Items from a dataset
↓↓↓

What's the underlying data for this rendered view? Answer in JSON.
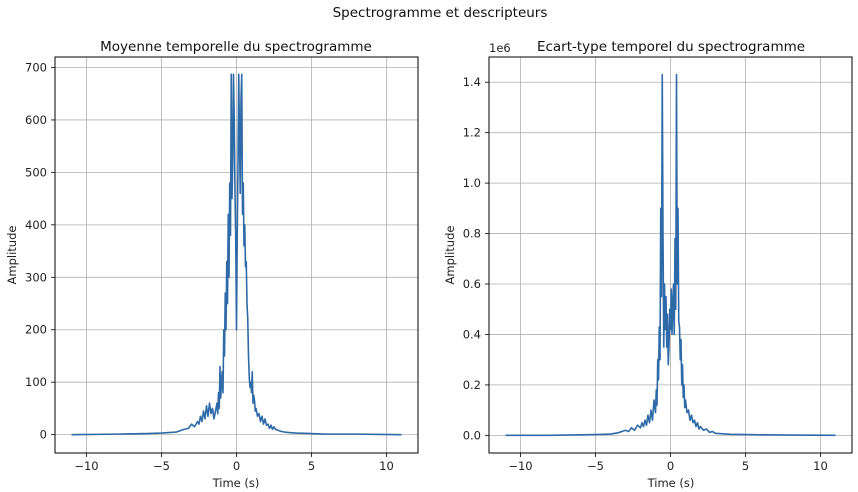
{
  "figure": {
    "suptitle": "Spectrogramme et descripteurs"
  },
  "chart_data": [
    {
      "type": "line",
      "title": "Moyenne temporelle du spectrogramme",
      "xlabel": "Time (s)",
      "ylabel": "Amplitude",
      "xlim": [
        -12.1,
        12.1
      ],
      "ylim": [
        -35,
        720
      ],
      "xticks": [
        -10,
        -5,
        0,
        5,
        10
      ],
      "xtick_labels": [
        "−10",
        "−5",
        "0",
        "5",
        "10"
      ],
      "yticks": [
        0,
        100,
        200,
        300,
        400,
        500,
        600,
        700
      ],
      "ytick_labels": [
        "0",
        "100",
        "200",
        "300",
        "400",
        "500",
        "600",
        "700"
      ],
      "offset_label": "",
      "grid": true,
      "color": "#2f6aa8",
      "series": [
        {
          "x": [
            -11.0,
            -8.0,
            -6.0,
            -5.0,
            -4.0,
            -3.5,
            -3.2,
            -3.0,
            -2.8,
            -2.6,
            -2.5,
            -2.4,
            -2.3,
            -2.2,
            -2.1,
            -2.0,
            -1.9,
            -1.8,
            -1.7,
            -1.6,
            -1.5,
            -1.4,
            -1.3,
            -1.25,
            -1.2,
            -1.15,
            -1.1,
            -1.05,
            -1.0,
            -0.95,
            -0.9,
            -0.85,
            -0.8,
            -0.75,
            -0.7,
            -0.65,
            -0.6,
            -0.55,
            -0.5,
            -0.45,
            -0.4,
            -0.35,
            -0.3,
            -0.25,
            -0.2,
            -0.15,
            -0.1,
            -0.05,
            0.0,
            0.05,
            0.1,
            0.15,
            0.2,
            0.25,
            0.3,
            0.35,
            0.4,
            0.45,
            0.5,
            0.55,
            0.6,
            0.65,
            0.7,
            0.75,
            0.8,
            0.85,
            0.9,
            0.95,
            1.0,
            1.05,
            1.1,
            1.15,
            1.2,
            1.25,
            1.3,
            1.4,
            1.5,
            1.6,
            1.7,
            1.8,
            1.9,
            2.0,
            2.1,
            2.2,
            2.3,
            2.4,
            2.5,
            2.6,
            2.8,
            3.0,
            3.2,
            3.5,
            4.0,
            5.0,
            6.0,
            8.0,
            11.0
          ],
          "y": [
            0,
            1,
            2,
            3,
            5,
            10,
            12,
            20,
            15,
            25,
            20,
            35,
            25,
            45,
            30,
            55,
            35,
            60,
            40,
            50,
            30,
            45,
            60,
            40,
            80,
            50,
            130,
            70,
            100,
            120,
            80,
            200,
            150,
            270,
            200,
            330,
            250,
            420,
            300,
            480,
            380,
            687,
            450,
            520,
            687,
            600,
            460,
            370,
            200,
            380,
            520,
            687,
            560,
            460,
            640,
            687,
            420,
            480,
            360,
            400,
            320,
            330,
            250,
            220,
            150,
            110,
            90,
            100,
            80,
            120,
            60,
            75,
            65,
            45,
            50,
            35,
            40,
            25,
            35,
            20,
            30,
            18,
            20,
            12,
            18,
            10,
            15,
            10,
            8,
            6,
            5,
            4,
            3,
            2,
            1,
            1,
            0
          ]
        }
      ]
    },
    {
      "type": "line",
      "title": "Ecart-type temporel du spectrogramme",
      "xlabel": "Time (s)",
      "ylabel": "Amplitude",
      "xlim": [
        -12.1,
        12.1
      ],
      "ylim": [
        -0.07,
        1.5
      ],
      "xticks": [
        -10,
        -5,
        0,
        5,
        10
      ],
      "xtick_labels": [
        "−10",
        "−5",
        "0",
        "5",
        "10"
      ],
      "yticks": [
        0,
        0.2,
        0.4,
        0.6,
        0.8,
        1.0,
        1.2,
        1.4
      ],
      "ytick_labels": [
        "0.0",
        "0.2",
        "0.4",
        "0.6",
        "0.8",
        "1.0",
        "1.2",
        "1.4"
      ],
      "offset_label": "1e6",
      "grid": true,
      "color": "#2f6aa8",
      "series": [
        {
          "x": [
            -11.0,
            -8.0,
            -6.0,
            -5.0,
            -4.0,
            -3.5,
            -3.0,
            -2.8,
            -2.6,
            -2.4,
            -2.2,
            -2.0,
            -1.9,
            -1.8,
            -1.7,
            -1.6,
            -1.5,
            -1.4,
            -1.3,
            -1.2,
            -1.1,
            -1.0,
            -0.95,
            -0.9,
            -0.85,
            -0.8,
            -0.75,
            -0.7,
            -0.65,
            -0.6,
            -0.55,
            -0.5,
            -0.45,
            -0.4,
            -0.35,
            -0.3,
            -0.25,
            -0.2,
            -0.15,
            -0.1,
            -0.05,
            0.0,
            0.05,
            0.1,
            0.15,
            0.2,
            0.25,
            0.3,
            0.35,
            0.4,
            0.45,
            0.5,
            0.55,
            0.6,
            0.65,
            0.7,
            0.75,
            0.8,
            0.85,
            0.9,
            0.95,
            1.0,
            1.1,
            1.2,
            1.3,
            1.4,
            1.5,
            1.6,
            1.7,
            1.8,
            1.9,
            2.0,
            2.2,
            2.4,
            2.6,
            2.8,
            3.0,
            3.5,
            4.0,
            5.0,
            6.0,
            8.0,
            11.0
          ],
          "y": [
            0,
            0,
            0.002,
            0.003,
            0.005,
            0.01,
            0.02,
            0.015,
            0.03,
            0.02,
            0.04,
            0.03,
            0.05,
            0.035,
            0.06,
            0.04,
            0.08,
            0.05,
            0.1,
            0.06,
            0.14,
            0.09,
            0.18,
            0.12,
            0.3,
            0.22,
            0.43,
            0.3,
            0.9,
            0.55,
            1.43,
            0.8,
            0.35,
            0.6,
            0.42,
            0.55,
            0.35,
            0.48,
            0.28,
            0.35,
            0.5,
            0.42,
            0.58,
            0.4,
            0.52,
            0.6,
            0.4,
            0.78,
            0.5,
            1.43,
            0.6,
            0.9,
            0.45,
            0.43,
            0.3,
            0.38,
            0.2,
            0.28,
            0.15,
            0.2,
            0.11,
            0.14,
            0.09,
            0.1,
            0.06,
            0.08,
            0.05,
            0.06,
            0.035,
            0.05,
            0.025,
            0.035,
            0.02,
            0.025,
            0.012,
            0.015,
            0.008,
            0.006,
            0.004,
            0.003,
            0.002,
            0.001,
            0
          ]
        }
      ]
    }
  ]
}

↑↑↑

■ EXERCISE OBJECTIVE ■
Without the pictures, print the whole listing exactly as given.

■ FINISHED EXERCISE ■
What's the underlying data for this rendered view? Answer in JSON.
{
  "figure": {
    "suptitle": "Spectrogramme et descripteurs"
  },
  "chart_data": [
    {
      "type": "line",
      "title": "Moyenne temporelle du spectrogramme",
      "xlabel": "Time (s)",
      "ylabel": "Amplitude",
      "xlim": [
        -12.1,
        12.1
      ],
      "ylim": [
        -35,
        720
      ],
      "xticks": [
        -10,
        -5,
        0,
        5,
        10
      ],
      "xtick_labels": [
        "−10",
        "−5",
        "0",
        "5",
        "10"
      ],
      "yticks": [
        0,
        100,
        200,
        300,
        400,
        500,
        600,
        700
      ],
      "ytick_labels": [
        "0",
        "100",
        "200",
        "300",
        "400",
        "500",
        "600",
        "700"
      ],
      "offset_label": "",
      "grid": true,
      "color": "#2f6aa8",
      "series": [
        {
          "x": [
            -11.0,
            -8.0,
            -6.0,
            -5.0,
            -4.0,
            -3.5,
            -3.2,
            -3.0,
            -2.8,
            -2.6,
            -2.5,
            -2.4,
            -2.3,
            -2.2,
            -2.1,
            -2.0,
            -1.9,
            -1.8,
            -1.7,
            -1.6,
            -1.5,
            -1.4,
            -1.3,
            -1.25,
            -1.2,
            -1.15,
            -1.1,
            -1.05,
            -1.0,
            -0.95,
            -0.9,
            -0.85,
            -0.8,
            -0.75,
            -0.7,
            -0.65,
            -0.6,
            -0.55,
            -0.5,
            -0.45,
            -0.4,
            -0.35,
            -0.3,
            -0.25,
            -0.2,
            -0.15,
            -0.1,
            -0.05,
            0.0,
            0.05,
            0.1,
            0.15,
            0.2,
            0.25,
            0.3,
            0.35,
            0.4,
            0.45,
            0.5,
            0.55,
            0.6,
            0.65,
            0.7,
            0.75,
            0.8,
            0.85,
            0.9,
            0.95,
            1.0,
            1.05,
            1.1,
            1.15,
            1.2,
            1.25,
            1.3,
            1.4,
            1.5,
            1.6,
            1.7,
            1.8,
            1.9,
            2.0,
            2.1,
            2.2,
            2.3,
            2.4,
            2.5,
            2.6,
            2.8,
            3.0,
            3.2,
            3.5,
            4.0,
            5.0,
            6.0,
            8.0,
            11.0
          ],
          "y": [
            0,
            1,
            2,
            3,
            5,
            10,
            12,
            20,
            15,
            25,
            20,
            35,
            25,
            45,
            30,
            55,
            35,
            60,
            40,
            50,
            30,
            45,
            60,
            40,
            80,
            50,
            130,
            70,
            100,
            120,
            80,
            200,
            150,
            270,
            200,
            330,
            250,
            420,
            300,
            480,
            380,
            687,
            450,
            520,
            687,
            600,
            460,
            370,
            200,
            380,
            520,
            687,
            560,
            460,
            640,
            687,
            420,
            480,
            360,
            400,
            320,
            330,
            250,
            220,
            150,
            110,
            90,
            100,
            80,
            120,
            60,
            75,
            65,
            45,
            50,
            35,
            40,
            25,
            35,
            20,
            30,
            18,
            20,
            12,
            18,
            10,
            15,
            10,
            8,
            6,
            5,
            4,
            3,
            2,
            1,
            1,
            0
          ]
        }
      ]
    },
    {
      "type": "line",
      "title": "Ecart-type temporel du spectrogramme",
      "xlabel": "Time (s)",
      "ylabel": "Amplitude",
      "xlim": [
        -12.1,
        12.1
      ],
      "ylim": [
        -0.07,
        1.5
      ],
      "xticks": [
        -10,
        -5,
        0,
        5,
        10
      ],
      "xtick_labels": [
        "−10",
        "−5",
        "0",
        "5",
        "10"
      ],
      "yticks": [
        0,
        0.2,
        0.4,
        0.6,
        0.8,
        1.0,
        1.2,
        1.4
      ],
      "ytick_labels": [
        "0.0",
        "0.2",
        "0.4",
        "0.6",
        "0.8",
        "1.0",
        "1.2",
        "1.4"
      ],
      "offset_label": "1e6",
      "grid": true,
      "color": "#2f6aa8",
      "series": [
        {
          "x": [
            -11.0,
            -8.0,
            -6.0,
            -5.0,
            -4.0,
            -3.5,
            -3.0,
            -2.8,
            -2.6,
            -2.4,
            -2.2,
            -2.0,
            -1.9,
            -1.8,
            -1.7,
            -1.6,
            -1.5,
            -1.4,
            -1.3,
            -1.2,
            -1.1,
            -1.0,
            -0.95,
            -0.9,
            -0.85,
            -0.8,
            -0.75,
            -0.7,
            -0.65,
            -0.6,
            -0.55,
            -0.5,
            -0.45,
            -0.4,
            -0.35,
            -0.3,
            -0.25,
            -0.2,
            -0.15,
            -0.1,
            -0.05,
            0.0,
            0.05,
            0.1,
            0.15,
            0.2,
            0.25,
            0.3,
            0.35,
            0.4,
            0.45,
            0.5,
            0.55,
            0.6,
            0.65,
            0.7,
            0.75,
            0.8,
            0.85,
            0.9,
            0.95,
            1.0,
            1.1,
            1.2,
            1.3,
            1.4,
            1.5,
            1.6,
            1.7,
            1.8,
            1.9,
            2.0,
            2.2,
            2.4,
            2.6,
            2.8,
            3.0,
            3.5,
            4.0,
            5.0,
            6.0,
            8.0,
            11.0
          ],
          "y": [
            0,
            0,
            0.002,
            0.003,
            0.005,
            0.01,
            0.02,
            0.015,
            0.03,
            0.02,
            0.04,
            0.03,
            0.05,
            0.035,
            0.06,
            0.04,
            0.08,
            0.05,
            0.1,
            0.06,
            0.14,
            0.09,
            0.18,
            0.12,
            0.3,
            0.22,
            0.43,
            0.3,
            0.9,
            0.55,
            1.43,
            0.8,
            0.35,
            0.6,
            0.42,
            0.55,
            0.35,
            0.48,
            0.28,
            0.35,
            0.5,
            0.42,
            0.58,
            0.4,
            0.52,
            0.6,
            0.4,
            0.78,
            0.5,
            1.43,
            0.6,
            0.9,
            0.45,
            0.43,
            0.3,
            0.38,
            0.2,
            0.28,
            0.15,
            0.2,
            0.11,
            0.14,
            0.09,
            0.1,
            0.06,
            0.08,
            0.05,
            0.06,
            0.035,
            0.05,
            0.025,
            0.035,
            0.02,
            0.025,
            0.012,
            0.015,
            0.008,
            0.006,
            0.004,
            0.003,
            0.002,
            0.001,
            0
          ]
        }
      ]
    }
  ]
}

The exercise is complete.